Extracted records:
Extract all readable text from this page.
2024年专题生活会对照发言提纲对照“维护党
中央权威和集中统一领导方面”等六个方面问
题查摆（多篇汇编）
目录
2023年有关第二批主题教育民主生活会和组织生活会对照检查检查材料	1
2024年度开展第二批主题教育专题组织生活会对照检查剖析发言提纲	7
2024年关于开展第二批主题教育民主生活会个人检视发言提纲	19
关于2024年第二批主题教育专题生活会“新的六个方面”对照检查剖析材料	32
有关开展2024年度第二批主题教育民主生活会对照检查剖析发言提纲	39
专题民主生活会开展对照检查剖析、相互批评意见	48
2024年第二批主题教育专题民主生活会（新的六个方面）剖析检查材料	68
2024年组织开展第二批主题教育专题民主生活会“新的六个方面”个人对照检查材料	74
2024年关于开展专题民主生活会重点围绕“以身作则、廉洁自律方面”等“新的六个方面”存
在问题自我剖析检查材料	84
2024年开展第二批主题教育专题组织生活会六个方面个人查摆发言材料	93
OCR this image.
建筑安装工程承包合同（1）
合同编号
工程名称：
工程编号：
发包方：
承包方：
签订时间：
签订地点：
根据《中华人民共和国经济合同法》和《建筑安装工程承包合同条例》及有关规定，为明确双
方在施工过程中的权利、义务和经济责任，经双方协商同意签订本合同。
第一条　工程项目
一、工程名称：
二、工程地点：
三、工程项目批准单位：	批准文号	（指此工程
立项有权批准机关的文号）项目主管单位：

■ TASK INSTRUCTIONS
Write out the entries in full, exactly as given.

■ SOLUTION FOR THIS TASK
Extract all readable text from this page.
2024年专题生活会对照发言提纲对照“维护党
中央权威和集中统一领导方面”等六个方面问
题查摆（多篇汇编）
目录
2023年有关第二批主题教育民主生活会和组织生活会对照检查检查材料	1
2024年度开展第二批主题教育专题组织生活会对照检查剖析发言提纲	7
2024年关于开展第二批主题教育民主生活会个人检视发言提纲	19
关于2024年第二批主题教育专题生活会“新的六个方面”对照检查剖析材料	32
有关开展2024年度第二批主题教育民主生活会对照检查剖析发言提纲	39
专题民主生活会开展对照检查剖析、相互批评意见	48
2024年第二批主题教育专题民主生活会（新的六个方面）剖析检查材料	68
2024年组织开展第二批主题教育专题民主生活会“新的六个方面”个人对照检查材料	74
2024年关于开展专题民主生活会重点围绕“以身作则、廉洁自律方面”等“新的六个方面”存
在问题自我剖析检查材料	84
2024年开展第二批主题教育专题组织生活会六个方面个人查摆发言材料	93
OCR this image.
建筑安装工程承包合同（1）
合同编号
工程名称：
工程编号：
发包方：
承包方：
签订时间：
签订地点：
根据《中华人民共和国经济合同法》和《建筑安装工程承包合同条例》及有关规定，为明确双
方在施工过程中的权利、义务和经济责任，经双方协商同意签订本合同。
第一条　工程项目
一、工程名称：
二、工程地点：
三、工程项目批准单位：	批准文号	（指此工程
立项有权批准机关的文号）项目主管单位：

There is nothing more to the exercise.